(Records from a collection)

:::::

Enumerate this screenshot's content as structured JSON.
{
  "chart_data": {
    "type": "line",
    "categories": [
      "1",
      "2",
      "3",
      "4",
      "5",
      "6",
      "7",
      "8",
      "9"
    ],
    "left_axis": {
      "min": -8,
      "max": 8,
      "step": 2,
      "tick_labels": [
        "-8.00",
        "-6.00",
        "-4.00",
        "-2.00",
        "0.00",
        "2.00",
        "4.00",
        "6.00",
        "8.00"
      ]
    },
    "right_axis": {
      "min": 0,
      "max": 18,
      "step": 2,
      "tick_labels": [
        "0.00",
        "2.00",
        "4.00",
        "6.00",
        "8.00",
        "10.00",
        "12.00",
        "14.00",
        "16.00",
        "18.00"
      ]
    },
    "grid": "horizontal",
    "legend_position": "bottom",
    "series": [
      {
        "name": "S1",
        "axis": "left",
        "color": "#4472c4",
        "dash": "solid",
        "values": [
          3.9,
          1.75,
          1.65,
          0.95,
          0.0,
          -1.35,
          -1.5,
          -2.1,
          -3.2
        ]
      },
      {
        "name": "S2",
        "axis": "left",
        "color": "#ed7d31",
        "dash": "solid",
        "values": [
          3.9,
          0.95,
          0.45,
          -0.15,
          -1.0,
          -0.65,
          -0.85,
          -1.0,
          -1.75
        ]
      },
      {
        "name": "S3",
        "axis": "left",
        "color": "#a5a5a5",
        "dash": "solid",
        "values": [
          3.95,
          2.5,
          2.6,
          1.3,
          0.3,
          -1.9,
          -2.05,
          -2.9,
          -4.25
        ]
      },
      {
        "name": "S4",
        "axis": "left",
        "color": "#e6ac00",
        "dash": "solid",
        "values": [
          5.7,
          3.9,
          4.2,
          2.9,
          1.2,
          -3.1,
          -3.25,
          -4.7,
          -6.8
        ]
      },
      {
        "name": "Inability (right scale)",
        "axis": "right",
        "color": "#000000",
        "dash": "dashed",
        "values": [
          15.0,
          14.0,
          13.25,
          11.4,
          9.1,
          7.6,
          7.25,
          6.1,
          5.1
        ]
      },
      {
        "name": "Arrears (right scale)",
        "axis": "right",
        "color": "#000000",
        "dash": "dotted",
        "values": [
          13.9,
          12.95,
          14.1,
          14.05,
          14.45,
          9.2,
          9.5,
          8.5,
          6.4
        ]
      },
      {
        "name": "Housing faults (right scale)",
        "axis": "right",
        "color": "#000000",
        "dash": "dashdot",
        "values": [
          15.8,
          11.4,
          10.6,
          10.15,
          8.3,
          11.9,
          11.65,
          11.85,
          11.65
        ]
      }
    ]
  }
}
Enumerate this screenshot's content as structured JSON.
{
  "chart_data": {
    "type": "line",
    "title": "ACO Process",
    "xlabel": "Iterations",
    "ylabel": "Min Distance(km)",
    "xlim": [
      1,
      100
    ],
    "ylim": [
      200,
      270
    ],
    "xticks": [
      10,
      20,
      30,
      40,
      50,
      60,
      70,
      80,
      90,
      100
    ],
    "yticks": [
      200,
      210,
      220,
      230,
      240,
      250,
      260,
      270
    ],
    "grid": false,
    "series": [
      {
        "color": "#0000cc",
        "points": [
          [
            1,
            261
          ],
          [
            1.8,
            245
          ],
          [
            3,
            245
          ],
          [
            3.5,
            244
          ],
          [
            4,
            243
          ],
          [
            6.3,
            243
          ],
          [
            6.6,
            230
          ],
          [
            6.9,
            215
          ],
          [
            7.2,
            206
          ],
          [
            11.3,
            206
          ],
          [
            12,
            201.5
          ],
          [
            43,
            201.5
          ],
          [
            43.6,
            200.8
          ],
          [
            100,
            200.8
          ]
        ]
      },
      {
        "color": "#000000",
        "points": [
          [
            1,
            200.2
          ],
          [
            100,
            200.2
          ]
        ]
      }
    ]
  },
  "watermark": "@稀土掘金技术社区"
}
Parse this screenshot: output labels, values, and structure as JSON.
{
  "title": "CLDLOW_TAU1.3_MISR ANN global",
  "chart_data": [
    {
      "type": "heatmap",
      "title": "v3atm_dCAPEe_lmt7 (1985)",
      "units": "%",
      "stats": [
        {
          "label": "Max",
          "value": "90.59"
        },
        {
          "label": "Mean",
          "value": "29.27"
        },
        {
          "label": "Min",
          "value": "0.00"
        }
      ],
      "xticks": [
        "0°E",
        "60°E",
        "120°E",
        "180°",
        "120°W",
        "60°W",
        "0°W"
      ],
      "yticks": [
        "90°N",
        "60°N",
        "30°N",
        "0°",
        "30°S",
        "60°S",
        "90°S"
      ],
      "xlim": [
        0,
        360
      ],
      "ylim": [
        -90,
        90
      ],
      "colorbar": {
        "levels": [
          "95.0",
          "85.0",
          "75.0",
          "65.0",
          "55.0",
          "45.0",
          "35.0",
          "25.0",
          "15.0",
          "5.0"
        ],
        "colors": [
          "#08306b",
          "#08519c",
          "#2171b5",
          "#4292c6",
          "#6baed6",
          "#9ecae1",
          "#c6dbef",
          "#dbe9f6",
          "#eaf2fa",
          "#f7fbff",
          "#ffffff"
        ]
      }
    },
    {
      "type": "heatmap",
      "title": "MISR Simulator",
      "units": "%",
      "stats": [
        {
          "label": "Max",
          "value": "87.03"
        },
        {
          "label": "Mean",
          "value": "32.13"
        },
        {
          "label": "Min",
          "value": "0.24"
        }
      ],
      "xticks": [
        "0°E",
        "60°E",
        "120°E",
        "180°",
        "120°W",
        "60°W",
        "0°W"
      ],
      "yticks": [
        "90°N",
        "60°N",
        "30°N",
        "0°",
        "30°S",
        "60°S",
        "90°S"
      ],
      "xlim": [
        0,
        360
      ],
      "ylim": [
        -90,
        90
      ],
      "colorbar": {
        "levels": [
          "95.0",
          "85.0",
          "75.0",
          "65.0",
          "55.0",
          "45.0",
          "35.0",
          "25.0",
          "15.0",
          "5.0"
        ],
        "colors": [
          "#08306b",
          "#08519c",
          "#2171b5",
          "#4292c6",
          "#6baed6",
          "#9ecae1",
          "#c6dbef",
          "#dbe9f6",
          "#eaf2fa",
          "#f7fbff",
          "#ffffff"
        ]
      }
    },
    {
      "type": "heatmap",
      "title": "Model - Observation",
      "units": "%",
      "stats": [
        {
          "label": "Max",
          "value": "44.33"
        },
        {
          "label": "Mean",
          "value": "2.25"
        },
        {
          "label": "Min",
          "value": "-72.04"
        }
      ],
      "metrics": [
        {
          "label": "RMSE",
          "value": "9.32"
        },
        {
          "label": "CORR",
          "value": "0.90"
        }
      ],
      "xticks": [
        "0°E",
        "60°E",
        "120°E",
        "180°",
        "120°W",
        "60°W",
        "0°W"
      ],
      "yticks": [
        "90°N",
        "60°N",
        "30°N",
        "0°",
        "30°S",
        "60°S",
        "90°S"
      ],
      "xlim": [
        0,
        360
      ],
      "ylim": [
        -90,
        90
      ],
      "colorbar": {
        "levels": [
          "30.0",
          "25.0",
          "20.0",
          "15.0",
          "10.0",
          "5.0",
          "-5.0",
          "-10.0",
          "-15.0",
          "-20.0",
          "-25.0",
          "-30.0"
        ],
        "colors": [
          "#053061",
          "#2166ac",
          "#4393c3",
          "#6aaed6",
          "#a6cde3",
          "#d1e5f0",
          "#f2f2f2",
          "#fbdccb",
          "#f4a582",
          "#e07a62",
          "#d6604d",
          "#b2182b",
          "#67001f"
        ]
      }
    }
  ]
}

:::::

* **WORK TO COMPLETE**: Extract each record, keeping it identical to the original.

* **TASK ANSWER**:
Enumerate this screenshot's content as structured JSON.
{
  "chart_data": {
    "type": "line",
    "categories": [
      "1",
      "2",
      "3",
      "4",
      "5",
      "6",
      "7",
      "8",
      "9"
    ],
    "left_axis": {
      "min": -8,
      "max": 8,
      "step": 2,
      "tick_labels": [
        "-8.00",
        "-6.00",
        "-4.00",
        "-2.00",
        "0.00",
        "2.00",
        "4.00",
        "6.00",
        "8.00"
      ]
    },
    "right_axis": {
      "min": 0,
      "max": 18,
      "step": 2,
      "tick_labels": [
        "0.00",
        "2.00",
        "4.00",
        "6.00",
        "8.00",
        "10.00",
        "12.00",
        "14.00",
        "16.00",
        "18.00"
      ]
    },
    "grid": "horizontal",
    "legend_position": "bottom",
    "series": [
      {
        "name": "S1",
        "axis": "left",
        "color": "#4472c4",
        "dash": "solid",
        "values": [
          3.9,
          1.75,
          1.65,
          0.95,
          0.0,
          -1.35,
          -1.5,
          -2.1,
          -3.2
        ]
      },
      {
        "name": "S2",
        "axis": "left",
        "color": "#ed7d31",
        "dash": "solid",
        "values": [
          3.9,
          0.95,
          0.45,
          -0.15,
          -1.0,
          -0.65,
          -0.85,
          -1.0,
          -1.75
        ]
      },
      {
        "name": "S3",
        "axis": "left",
        "color": "#a5a5a5",
        "dash": "solid",
        "values": [
          3.95,
          2.5,
          2.6,
          1.3,
          0.3,
          -1.9,
          -2.05,
          -2.9,
          -4.25
        ]
      },
      {
        "name": "S4",
        "axis": "left",
        "color": "#e6ac00",
        "dash": "solid",
        "values": [
          5.7,
          3.9,
          4.2,
          2.9,
          1.2,
          -3.1,
          -3.25,
          -4.7,
          -6.8
        ]
      },
      {
        "name": "Inability (right scale)",
        "axis": "right",
        "color": "#000000",
        "dash": "dashed",
        "values": [
          15.0,
          14.0,
          13.25,
          11.4,
          9.1,
          7.6,
          7.25,
          6.1,
          5.1
        ]
      },
      {
        "name": "Arrears (right scale)",
        "axis": "right",
        "color": "#000000",
        "dash": "dotted",
        "values": [
          13.9,
          12.95,
          14.1,
          14.05,
          14.45,
          9.2,
          9.5,
          8.5,
          6.4
        ]
      },
      {
        "name": "Housing faults (right scale)",
        "axis": "right",
        "color": "#000000",
        "dash": "dashdot",
        "values": [
          15.8,
          11.4,
          10.6,
          10.15,
          8.3,
          11.9,
          11.65,
          11.85,
          11.65
        ]
      }
    ]
  }
}
Enumerate this screenshot's content as structured JSON.
{
  "chart_data": {
    "type": "line",
    "title": "ACO Process",
    "xlabel": "Iterations",
    "ylabel": "Min Distance(km)",
    "xlim": [
      1,
      100
    ],
    "ylim": [
      200,
      270
    ],
    "xticks": [
      10,
      20,
      30,
      40,
      50,
      60,
      70,
      80,
      90,
      100
    ],
    "yticks": [
      200,
      210,
      220,
      230,
      240,
      250,
      260,
      270
    ],
    "grid": false,
    "series": [
      {
        "color": "#0000cc",
        "points": [
          [
            1,
            261
          ],
          [
            1.8,
            245
          ],
          [
            3,
            245
          ],
          [
            3.5,
            244
          ],
          [
            4,
            243
          ],
          [
            6.3,
            243
          ],
          [
            6.6,
            230
          ],
          [
            6.9,
            215
          ],
          [
            7.2,
            206
          ],
          [
            11.3,
            206
          ],
          [
            12,
            201.5
          ],
          [
            43,
            201.5
          ],
          [
            43.6,
            200.8
          ],
          [
            100,
            200.8
          ]
        ]
      },
      {
        "color": "#000000",
        "points": [
          [
            1,
            200.2
          ],
          [
            100,
            200.2
          ]
        ]
      }
    ]
  },
  "watermark": "@稀土掘金技术社区"
}
Parse this screenshot: output labels, values, and structure as JSON.
{
  "title": "CLDLOW_TAU1.3_MISR ANN global",
  "chart_data": [
    {
      "type": "heatmap",
      "title": "v3atm_dCAPEe_lmt7 (1985)",
      "units": "%",
      "stats": [
        {
          "label": "Max",
          "value": "90.59"
        },
        {
          "label": "Mean",
          "value": "29.27"
        },
        {
          "label": "Min",
          "value": "0.00"
        }
      ],
      "xticks": [
        "0°E",
        "60°E",
        "120°E",
        "180°",
        "120°W",
        "60°W",
        "0°W"
      ],
      "yticks": [
        "90°N",
        "60°N",
        "30°N",
        "0°",
        "30°S",
        "60°S",
        "90°S"
      ],
      "xlim": [
        0,
        360
      ],
      "ylim": [
        -90,
        90
      ],
      "colorbar": {
        "levels": [
          "95.0",
          "85.0",
          "75.0",
          "65.0",
          "55.0",
          "45.0",
          "35.0",
          "25.0",
          "15.0",
          "5.0"
        ],
        "colors": [
          "#08306b",
          "#08519c",
          "#2171b5",
          "#4292c6",
          "#6baed6",
          "#9ecae1",
          "#c6dbef",
          "#dbe9f6",
          "#eaf2fa",
          "#f7fbff",
          "#ffffff"
        ]
      }
    },
    {
      "type": "heatmap",
      "title": "MISR Simulator",
      "units": "%",
      "stats": [
        {
          "label": "Max",
          "value": "87.03"
        },
        {
          "label": "Mean",
          "value": "32.13"
        },
        {
          "label": "Min",
          "value": "0.24"
        }
      ],
      "xticks": [
        "0°E",
        "60°E",
        "120°E",
        "180°",
        "120°W",
        "60°W",
        "0°W"
      ],
      "yticks": [
        "90°N",
        "60°N",
        "30°N",
        "0°",
        "30°S",
        "60°S",
        "90°S"
      ],
      "xlim": [
        0,
        360
      ],
      "ylim": [
        -90,
        90
      ],
      "colorbar": {
        "levels": [
          "95.0",
          "85.0",
          "75.0",
          "65.0",
          "55.0",
          "45.0",
          "35.0",
          "25.0",
          "15.0",
          "5.0"
        ],
        "colors": [
          "#08306b",
          "#08519c",
          "#2171b5",
          "#4292c6",
          "#6baed6",
          "#9ecae1",
          "#c6dbef",
          "#dbe9f6",
          "#eaf2fa",
          "#f7fbff",
          "#ffffff"
        ]
      }
    },
    {
      "type": "heatmap",
      "title": "Model - Observation",
      "units": "%",
      "stats": [
        {
          "label": "Max",
          "value": "44.33"
        },
        {
          "label": "Mean",
          "value": "2.25"
        },
        {
          "label": "Min",
          "value": "-72.04"
        }
      ],
      "metrics": [
        {
          "label": "RMSE",
          "value": "9.32"
        },
        {
          "label": "CORR",
          "value": "0.90"
        }
      ],
      "xticks": [
        "0°E",
        "60°E",
        "120°E",
        "180°",
        "120°W",
        "60°W",
        "0°W"
      ],
      "yticks": [
        "90°N",
        "60°N",
        "30°N",
        "0°",
        "30°S",
        "60°S",
        "90°S"
      ],
      "xlim": [
        0,
        360
      ],
      "ylim": [
        -90,
        90
      ],
      "colorbar": {
        "levels": [
          "30.0",
          "25.0",
          "20.0",
          "15.0",
          "10.0",
          "5.0",
          "-5.0",
          "-10.0",
          "-15.0",
          "-20.0",
          "-25.0",
          "-30.0"
        ],
        "colors": [
          "#053061",
          "#2166ac",
          "#4393c3",
          "#6aaed6",
          "#a6cde3",
          "#d1e5f0",
          "#f2f2f2",
          "#fbdccb",
          "#f4a582",
          "#e07a62",
          "#d6604d",
          "#b2182b",
          "#67001f"
        ]
      }
    }
  ]
}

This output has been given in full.